> **Problem**
What lines of the data hold the string "Oficial"? Pull each one out.

☆ ☆ ☆

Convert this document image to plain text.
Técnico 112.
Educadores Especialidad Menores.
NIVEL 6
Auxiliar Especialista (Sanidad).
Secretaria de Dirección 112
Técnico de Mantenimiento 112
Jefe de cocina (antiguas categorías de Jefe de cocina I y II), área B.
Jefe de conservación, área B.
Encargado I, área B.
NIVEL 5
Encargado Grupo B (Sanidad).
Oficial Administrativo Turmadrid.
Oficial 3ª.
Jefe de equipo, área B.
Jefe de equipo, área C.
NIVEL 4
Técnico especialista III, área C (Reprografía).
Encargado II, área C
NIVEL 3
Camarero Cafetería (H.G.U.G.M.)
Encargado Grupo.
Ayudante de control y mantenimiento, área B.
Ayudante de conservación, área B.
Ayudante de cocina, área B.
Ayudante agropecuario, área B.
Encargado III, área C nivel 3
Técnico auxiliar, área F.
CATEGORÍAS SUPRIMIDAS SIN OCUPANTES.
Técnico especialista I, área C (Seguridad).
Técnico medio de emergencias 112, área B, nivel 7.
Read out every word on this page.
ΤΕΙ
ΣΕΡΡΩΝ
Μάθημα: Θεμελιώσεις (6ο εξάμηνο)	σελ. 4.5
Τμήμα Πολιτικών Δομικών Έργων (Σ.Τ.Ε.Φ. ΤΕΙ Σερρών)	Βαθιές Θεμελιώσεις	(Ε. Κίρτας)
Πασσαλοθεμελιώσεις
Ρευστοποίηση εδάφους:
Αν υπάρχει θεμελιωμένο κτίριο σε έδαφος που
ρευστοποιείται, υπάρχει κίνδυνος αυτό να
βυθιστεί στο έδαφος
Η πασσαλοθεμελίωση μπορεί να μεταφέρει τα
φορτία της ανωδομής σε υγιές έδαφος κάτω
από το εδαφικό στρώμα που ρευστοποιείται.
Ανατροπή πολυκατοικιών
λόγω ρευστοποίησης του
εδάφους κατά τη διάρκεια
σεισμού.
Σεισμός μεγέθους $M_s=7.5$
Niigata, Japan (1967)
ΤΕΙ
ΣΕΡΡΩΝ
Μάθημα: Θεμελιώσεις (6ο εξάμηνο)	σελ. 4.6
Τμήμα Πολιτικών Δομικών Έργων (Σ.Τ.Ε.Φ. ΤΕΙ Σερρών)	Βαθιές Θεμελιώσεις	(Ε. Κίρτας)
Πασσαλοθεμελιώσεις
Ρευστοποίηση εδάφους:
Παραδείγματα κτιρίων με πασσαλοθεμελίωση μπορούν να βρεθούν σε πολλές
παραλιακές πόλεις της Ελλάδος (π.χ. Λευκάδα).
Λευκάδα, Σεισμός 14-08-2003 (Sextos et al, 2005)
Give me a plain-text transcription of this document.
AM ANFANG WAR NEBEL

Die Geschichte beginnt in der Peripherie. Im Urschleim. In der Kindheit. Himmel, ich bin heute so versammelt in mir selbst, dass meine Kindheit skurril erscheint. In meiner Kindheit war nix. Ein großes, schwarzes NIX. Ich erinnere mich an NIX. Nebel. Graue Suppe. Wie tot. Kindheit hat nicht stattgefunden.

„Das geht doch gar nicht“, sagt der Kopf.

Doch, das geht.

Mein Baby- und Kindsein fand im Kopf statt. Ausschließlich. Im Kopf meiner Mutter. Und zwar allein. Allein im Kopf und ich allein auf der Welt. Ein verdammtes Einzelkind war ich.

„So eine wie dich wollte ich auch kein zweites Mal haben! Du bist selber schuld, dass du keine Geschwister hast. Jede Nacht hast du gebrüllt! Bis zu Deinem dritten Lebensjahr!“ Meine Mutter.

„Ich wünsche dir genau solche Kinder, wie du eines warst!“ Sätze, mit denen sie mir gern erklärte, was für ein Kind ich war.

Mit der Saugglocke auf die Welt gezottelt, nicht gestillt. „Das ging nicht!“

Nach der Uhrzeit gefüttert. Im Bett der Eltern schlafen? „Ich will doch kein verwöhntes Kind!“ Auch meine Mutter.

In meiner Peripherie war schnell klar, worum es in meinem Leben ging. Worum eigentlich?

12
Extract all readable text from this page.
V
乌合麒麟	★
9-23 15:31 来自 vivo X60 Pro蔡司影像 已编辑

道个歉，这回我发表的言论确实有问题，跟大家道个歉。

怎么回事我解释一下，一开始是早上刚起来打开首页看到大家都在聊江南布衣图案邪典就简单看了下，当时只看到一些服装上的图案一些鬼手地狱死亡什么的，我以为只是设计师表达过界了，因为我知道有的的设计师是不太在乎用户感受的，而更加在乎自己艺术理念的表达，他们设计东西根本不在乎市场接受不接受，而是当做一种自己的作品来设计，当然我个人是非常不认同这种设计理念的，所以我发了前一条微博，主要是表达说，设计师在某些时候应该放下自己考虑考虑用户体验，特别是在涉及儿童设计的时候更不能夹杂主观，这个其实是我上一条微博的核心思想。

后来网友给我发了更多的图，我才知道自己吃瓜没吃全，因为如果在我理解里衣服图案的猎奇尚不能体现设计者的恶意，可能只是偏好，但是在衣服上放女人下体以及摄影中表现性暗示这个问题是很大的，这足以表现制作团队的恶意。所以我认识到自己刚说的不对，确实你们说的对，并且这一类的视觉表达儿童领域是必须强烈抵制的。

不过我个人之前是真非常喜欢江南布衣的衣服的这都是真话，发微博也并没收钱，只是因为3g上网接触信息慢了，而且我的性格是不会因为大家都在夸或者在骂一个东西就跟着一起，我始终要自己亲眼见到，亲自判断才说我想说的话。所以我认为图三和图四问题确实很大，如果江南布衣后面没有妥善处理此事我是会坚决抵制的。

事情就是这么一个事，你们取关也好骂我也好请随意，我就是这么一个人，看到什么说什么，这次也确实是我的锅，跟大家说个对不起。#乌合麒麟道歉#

☆ ☆ ☆

> **Full answer**
Oficial Administrativo Turmadrid.
Oficial 3ª.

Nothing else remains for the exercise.